[OBJECTIVE] All lines below must be repeated exactly, with the pictures omitted.

(Extracted records)
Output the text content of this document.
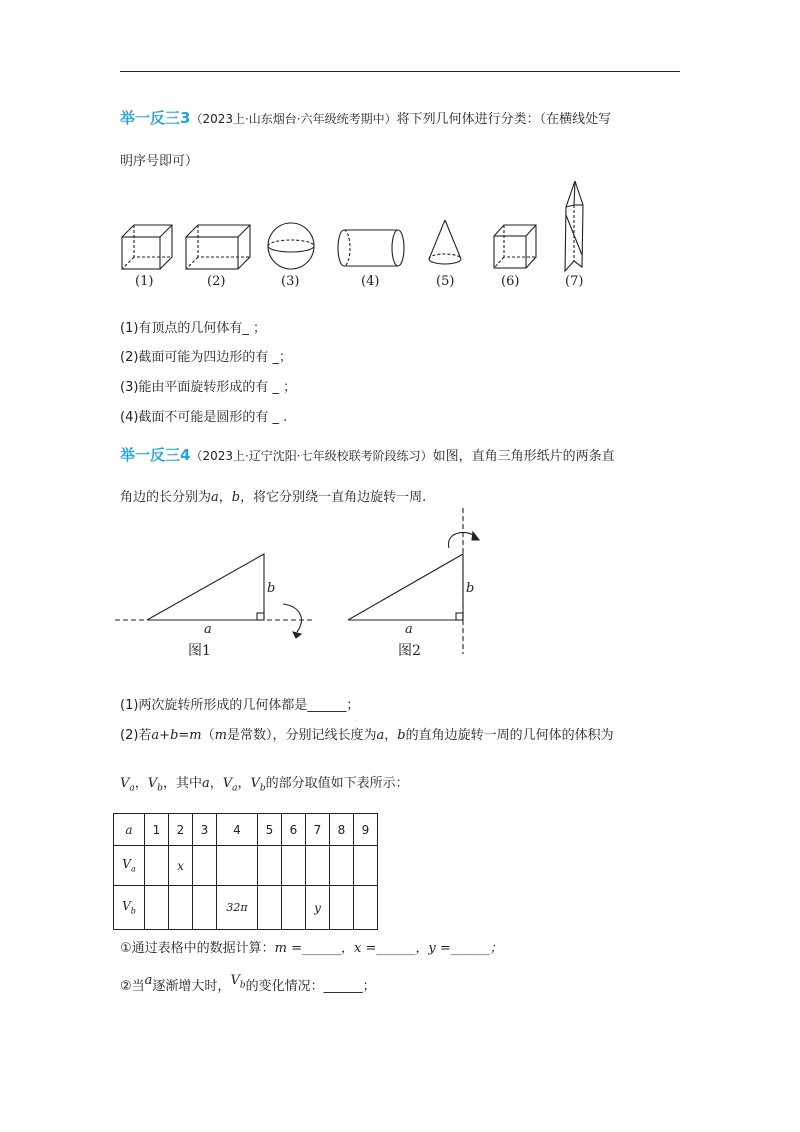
举一反三3（2023上·山东烟台·六年级统考期中）将下列几何体进行分类：（在横线处写
明序号即可）
(1)	(2)	(3)	(4)	(5)	(6)	(7)
(1)有顶点的几何体有_ ；
(2)截面可能为四边形的有 _；
(3)能由平面旋转形成的有 _ ；
(4)截面不可能是圆形的有 _ .
举一反三4（2023上·辽宁沈阳·七年级校联考阶段练习）如图，直角三角形纸片的两条直
角边的长分别为a，b，将它分别绕一直角边旋转一周.
b
a
b
a
图1	图2
(1)两次旋转所形成的几何体都是______；
(2)若a+b=m（m是常数），分别记线长度为a，b的直角边旋转一周的几何体的体积为
$V_a$，$V_b$，其中a，$V_a$，$V_b$的部分取值如下表所示：
a	1	2	3	4	5	6	7	8	9
$V_a$		x							
$V_b$				32π			y		
①通过表格中的数据计算：m =______，x =______，y =______；
②当a逐渐增大时，$V_b$的变化情况：______；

[RESULT OF THIS EXERCISE]
Output the text content of this document.
举一反三3（2023上·山东烟台·六年级统考期中）将下列几何体进行分类：（在横线处写
明序号即可）
(1)	(2)	(3)	(4)	(5)	(6)	(7)
(1)有顶点的几何体有_ ；
(2)截面可能为四边形的有 _；
(3)能由平面旋转形成的有 _ ；
(4)截面不可能是圆形的有 _ .
举一反三4（2023上·辽宁沈阳·七年级校联考阶段练习）如图，直角三角形纸片的两条直
角边的长分别为a，b，将它分别绕一直角边旋转一周.
b
a
b
a
图1	图2
(1)两次旋转所形成的几何体都是______；
(2)若a+b=m（m是常数），分别记线长度为a，b的直角边旋转一周的几何体的体积为
$V_a$，$V_b$，其中a，$V_a$，$V_b$的部分取值如下表所示：
a	1	2	3	4	5	6	7	8	9
$V_a$		x							
$V_b$				32π			y		
①通过表格中的数据计算：m =______，x =______，y =______；
②当a逐渐增大时，$V_b$的变化情况：______；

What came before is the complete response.